WHAT TO WORK ON
- 1) In the discussion of creative data loss, where was the fault in the failing Fujitsu drives?
- 2) Reproduce the stretch of the discussion on creative data loss from "At least for" through "on the internet.".

SELECTED EXTRACT

□ □ □ □

Creative Data Loss
lewiz writes "An interesting article from the BBC about the crazy things people do when they accidentally delete files. Amazingly one guy froze his hard disk in an effort to retrieve files. Real men don't make backups... but, hell, who needs to if you can resurrect them from the dead ;)"
At least for a little bit? It's helped me recover data from other dead drives a number of times.
I had a witty well worded rsponse to this article but I forgot to hit 'submit'. Could the admins please recover it for me and place it in the first post position?
"Have you ever thought about just turning off the TV, sitting down with your kids, and hitting them?"
Isn't total bollocks, as we say in Britain. The Fujitsu drives that were failing a couple of years ago could sometimes be revived long enough to back them up using this method. The fault was in the drive electronics, not the physical disk.
When I am king, you will be first against the wall.
I'm surprised to see this - a friend did this successfully to get his hard drive working for a while, and I've seen a fair amount of other people reporting success with it on the internet.
Anyone else?
I actually did that on a WD scsii hard drive last year. It failed on me and had important data on it. I wasn't willing to shill out a few hundred to a few grand to get it fixed, so I found a few articles commenting about how the clicking noise I was hearing was problems related to the mechanics of the drive and there was a chance I could salvage my hard drive by placing in the freezer.
I thought, "Well, the data is lost anyway, so why not?" I put it in a ziplock bag, so not to get the platters all frosty, and left it in overnight. I woke up the next morning and put it back into my computer, and wouldn't you know it, absolutly nothing except for the same clicking errors I heard the day before.
Thanks Internet, you've once again provided me with more information that I really needed.
I've been able to get dead hard drives working again by throwing them on the concrete.
I personally HAVE recovered files using the freezer trick... I managed to salvage the data from a dead IBM Deathstar, a "click of death" WD 20 gigger, a 60gb maxtor which refused to spin up, and a 3.5gb maxtor which wouldnt come up in bios... I find it somewhat dumb that they are dissing the freezer trick, as for dying hdd's it actually works.
I particularly like the story regarding a steel girder that fell upon a laptop during the construction of a building.
The laptop contained the blueprints for the building......
I have no sig yet I must scream.
I'm lucky enough to be able to back up most of my stuff by just plainly copying it from my drive to my USB drive. Then I put my USB drive away. I do this every few months. I guess the smartest thing I can do is invest in a fireproof waterproof lock box, and stick it in an attic.

□ □ □ □

SUPPLIED MATERIAL
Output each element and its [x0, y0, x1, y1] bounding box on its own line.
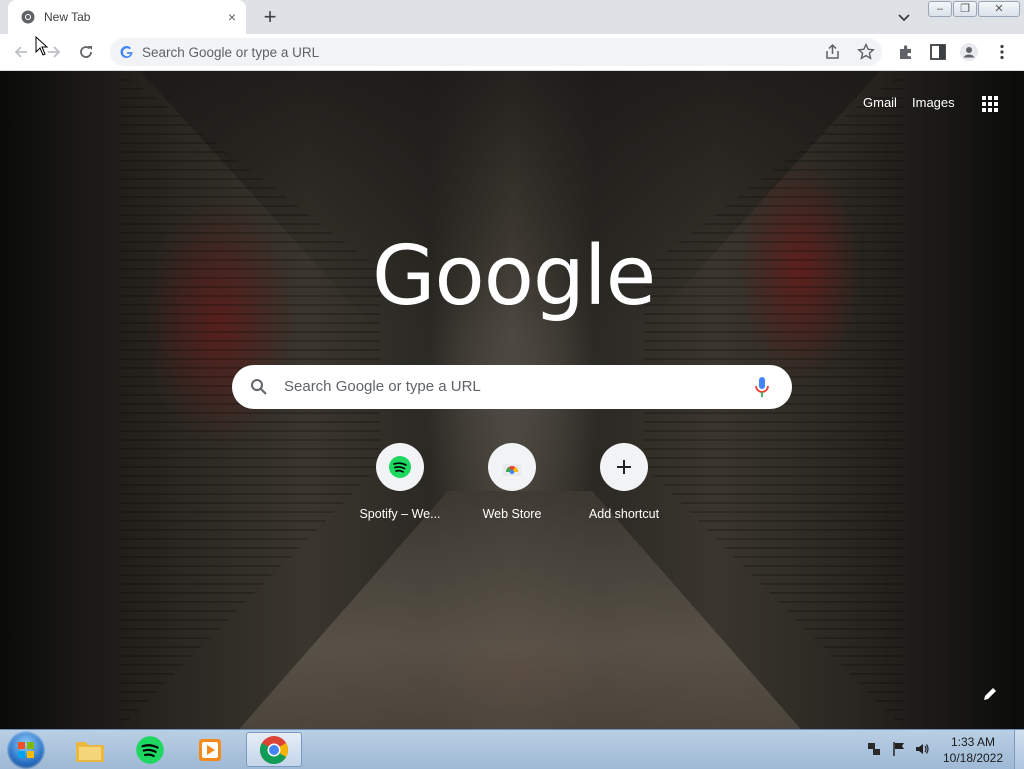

□ □ □ □

EXERCISE RESULTS
- 1) In the drive electronics, not the physical disk.

- 2)
At least for a little bit? It's helped me recover data from other dead drives a number of times.
I had a witty well worded rsponse to this article but I forgot to hit 'submit'. Could the admins please recover it for me and place it in the first post position?
"Have you ever thought about just turning off the TV, sitting down with your kids, and hitting them?"
Isn't total bollocks, as we say in Britain. The Fujitsu drives that were failing a couple of years ago could sometimes be revived long enough to back them up using this method. The fault was in the drive electronics, not the physical disk.
When I am king, you will be first against the wall.
I'm surprised to see this - a friend did this successfully to get his hard drive working for a while, and I've seen a fair amount of other people reporting success with it on the internet.